Records excerpted from a collection:
· · · · ·
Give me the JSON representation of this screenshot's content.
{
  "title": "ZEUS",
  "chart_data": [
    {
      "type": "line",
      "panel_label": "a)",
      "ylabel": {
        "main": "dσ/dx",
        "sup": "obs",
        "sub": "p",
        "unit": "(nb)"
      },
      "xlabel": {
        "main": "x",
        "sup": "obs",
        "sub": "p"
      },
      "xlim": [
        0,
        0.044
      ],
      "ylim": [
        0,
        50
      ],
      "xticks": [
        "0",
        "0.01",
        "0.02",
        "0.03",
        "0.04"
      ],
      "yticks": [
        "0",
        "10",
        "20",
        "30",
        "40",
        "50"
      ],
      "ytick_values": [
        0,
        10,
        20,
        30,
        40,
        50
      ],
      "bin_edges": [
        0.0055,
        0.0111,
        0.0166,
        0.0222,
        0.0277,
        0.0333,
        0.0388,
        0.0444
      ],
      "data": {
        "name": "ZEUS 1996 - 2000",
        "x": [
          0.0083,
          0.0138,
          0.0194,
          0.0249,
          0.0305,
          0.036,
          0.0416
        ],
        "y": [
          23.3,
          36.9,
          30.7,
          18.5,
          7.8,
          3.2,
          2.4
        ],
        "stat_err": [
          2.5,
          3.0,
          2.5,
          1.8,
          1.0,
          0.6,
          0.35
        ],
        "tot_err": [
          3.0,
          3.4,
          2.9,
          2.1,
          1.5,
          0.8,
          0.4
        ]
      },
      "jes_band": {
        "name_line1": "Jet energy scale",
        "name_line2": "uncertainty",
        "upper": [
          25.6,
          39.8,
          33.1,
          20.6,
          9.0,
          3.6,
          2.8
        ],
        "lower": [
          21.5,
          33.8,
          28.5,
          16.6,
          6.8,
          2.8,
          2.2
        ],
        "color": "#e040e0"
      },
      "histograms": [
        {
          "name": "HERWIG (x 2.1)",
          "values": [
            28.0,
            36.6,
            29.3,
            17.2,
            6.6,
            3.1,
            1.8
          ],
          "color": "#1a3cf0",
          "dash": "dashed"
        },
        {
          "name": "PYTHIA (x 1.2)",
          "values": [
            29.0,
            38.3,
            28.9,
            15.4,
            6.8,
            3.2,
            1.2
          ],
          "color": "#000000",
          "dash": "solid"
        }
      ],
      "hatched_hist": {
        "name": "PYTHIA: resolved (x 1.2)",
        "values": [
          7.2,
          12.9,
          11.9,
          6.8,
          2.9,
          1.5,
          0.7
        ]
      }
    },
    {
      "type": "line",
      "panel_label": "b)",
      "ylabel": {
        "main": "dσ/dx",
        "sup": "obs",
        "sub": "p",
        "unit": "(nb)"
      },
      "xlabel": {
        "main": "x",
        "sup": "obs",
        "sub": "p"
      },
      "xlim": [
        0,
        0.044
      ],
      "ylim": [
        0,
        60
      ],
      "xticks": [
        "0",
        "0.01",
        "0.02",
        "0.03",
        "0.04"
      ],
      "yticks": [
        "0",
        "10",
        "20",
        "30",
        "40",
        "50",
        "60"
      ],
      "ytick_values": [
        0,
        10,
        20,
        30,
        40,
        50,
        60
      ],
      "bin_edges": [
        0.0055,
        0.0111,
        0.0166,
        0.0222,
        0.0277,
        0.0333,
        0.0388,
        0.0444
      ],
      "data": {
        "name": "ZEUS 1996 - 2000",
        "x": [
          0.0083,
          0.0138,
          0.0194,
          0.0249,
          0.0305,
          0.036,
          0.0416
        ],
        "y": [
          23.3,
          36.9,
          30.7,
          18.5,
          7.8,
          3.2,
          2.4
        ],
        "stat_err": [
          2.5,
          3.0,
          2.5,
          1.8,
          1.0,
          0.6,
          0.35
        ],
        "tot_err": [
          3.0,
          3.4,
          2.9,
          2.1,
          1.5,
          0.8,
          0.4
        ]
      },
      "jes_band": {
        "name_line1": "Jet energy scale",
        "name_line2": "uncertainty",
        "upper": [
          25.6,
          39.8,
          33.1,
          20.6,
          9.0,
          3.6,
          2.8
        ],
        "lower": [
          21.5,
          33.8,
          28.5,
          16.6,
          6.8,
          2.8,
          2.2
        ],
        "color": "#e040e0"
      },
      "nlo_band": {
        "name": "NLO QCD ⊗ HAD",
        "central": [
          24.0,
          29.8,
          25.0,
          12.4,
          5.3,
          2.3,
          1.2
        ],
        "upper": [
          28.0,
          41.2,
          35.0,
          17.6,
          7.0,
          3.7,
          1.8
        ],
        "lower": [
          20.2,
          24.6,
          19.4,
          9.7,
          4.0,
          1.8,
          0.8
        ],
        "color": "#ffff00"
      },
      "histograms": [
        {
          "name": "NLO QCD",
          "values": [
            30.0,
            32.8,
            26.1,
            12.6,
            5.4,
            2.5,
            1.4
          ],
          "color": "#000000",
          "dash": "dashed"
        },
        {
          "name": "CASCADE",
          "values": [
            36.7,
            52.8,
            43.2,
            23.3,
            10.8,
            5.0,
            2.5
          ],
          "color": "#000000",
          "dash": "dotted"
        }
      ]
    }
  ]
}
· · · · ·
:: EXERCISE INSTRUCTIONS ::
Please set down each line of the records exactly as given.

:: REPLY ::
Give me the JSON representation of this screenshot's content.
{
  "title": "ZEUS",
  "chart_data": [
    {
      "type": "line",
      "panel_label": "a)",
      "ylabel": {
        "main": "dσ/dx",
        "sup": "obs",
        "sub": "p",
        "unit": "(nb)"
      },
      "xlabel": {
        "main": "x",
        "sup": "obs",
        "sub": "p"
      },
      "xlim": [
        0,
        0.044
      ],
      "ylim": [
        0,
        50
      ],
      "xticks": [
        "0",
        "0.01",
        "0.02",
        "0.03",
        "0.04"
      ],
      "yticks": [
        "0",
        "10",
        "20",
        "30",
        "40",
        "50"
      ],
      "ytick_values": [
        0,
        10,
        20,
        30,
        40,
        50
      ],
      "bin_edges": [
        0.0055,
        0.0111,
        0.0166,
        0.0222,
        0.0277,
        0.0333,
        0.0388,
        0.0444
      ],
      "data": {
        "name": "ZEUS 1996 - 2000",
        "x": [
          0.0083,
          0.0138,
          0.0194,
          0.0249,
          0.0305,
          0.036,
          0.0416
        ],
        "y": [
          23.3,
          36.9,
          30.7,
          18.5,
          7.8,
          3.2,
          2.4
        ],
        "stat_err": [
          2.5,
          3.0,
          2.5,
          1.8,
          1.0,
          0.6,
          0.35
        ],
        "tot_err": [
          3.0,
          3.4,
          2.9,
          2.1,
          1.5,
          0.8,
          0.4
        ]
      },
      "jes_band": {
        "name_line1": "Jet energy scale",
        "name_line2": "uncertainty",
        "upper": [
          25.6,
          39.8,
          33.1,
          20.6,
          9.0,
          3.6,
          2.8
        ],
        "lower": [
          21.5,
          33.8,
          28.5,
          16.6,
          6.8,
          2.8,
          2.2
        ],
        "color": "#e040e0"
      },
      "histograms": [
        {
          "name": "HERWIG (x 2.1)",
          "values": [
            28.0,
            36.6,
            29.3,
            17.2,
            6.6,
            3.1,
            1.8
          ],
          "color": "#1a3cf0",
          "dash": "dashed"
        },
        {
          "name": "PYTHIA (x 1.2)",
          "values": [
            29.0,
            38.3,
            28.9,
            15.4,
            6.8,
            3.2,
            1.2
          ],
          "color": "#000000",
          "dash": "solid"
        }
      ],
      "hatched_hist": {
        "name": "PYTHIA: resolved (x 1.2)",
        "values": [
          7.2,
          12.9,
          11.9,
          6.8,
          2.9,
          1.5,
          0.7
        ]
      }
    },
    {
      "type": "line",
      "panel_label": "b)",
      "ylabel": {
        "main": "dσ/dx",
        "sup": "obs",
        "sub": "p",
        "unit": "(nb)"
      },
      "xlabel": {
        "main": "x",
        "sup": "obs",
        "sub": "p"
      },
      "xlim": [
        0,
        0.044
      ],
      "ylim": [
        0,
        60
      ],
      "xticks": [
        "0",
        "0.01",
        "0.02",
        "0.03",
        "0.04"
      ],
      "yticks": [
        "0",
        "10",
        "20",
        "30",
        "40",
        "50",
        "60"
      ],
      "ytick_values": [
        0,
        10,
        20,
        30,
        40,
        50,
        60
      ],
      "bin_edges": [
        0.0055,
        0.0111,
        0.0166,
        0.0222,
        0.0277,
        0.0333,
        0.0388,
        0.0444
      ],
      "data": {
        "name": "ZEUS 1996 - 2000",
        "x": [
          0.0083,
          0.0138,
          0.0194,
          0.0249,
          0.0305,
          0.036,
          0.0416
        ],
        "y": [
          23.3,
          36.9,
          30.7,
          18.5,
          7.8,
          3.2,
          2.4
        ],
        "stat_err": [
          2.5,
          3.0,
          2.5,
          1.8,
          1.0,
          0.6,
          0.35
        ],
        "tot_err": [
          3.0,
          3.4,
          2.9,
          2.1,
          1.5,
          0.8,
          0.4
        ]
      },
      "jes_band": {
        "name_line1": "Jet energy scale",
        "name_line2": "uncertainty",
        "upper": [
          25.6,
          39.8,
          33.1,
          20.6,
          9.0,
          3.6,
          2.8
        ],
        "lower": [
          21.5,
          33.8,
          28.5,
          16.6,
          6.8,
          2.8,
          2.2
        ],
        "color": "#e040e0"
      },
      "nlo_band": {
        "name": "NLO QCD ⊗ HAD",
        "central": [
          24.0,
          29.8,
          25.0,
          12.4,
          5.3,
          2.3,
          1.2
        ],
        "upper": [
          28.0,
          41.2,
          35.0,
          17.6,
          7.0,
          3.7,
          1.8
        ],
        "lower": [
          20.2,
          24.6,
          19.4,
          9.7,
          4.0,
          1.8,
          0.8
        ],
        "color": "#ffff00"
      },
      "histograms": [
        {
          "name": "NLO QCD",
          "values": [
            30.0,
            32.8,
            26.1,
            12.6,
            5.4,
            2.5,
            1.4
          ],
          "color": "#000000",
          "dash": "dashed"
        },
        {
          "name": "CASCADE",
          "values": [
            36.7,
            52.8,
            43.2,
            23.3,
            10.8,
            5.0,
            2.5
          ],
          "color": "#000000",
          "dash": "dotted"
        }
      ]
    }
  ]
}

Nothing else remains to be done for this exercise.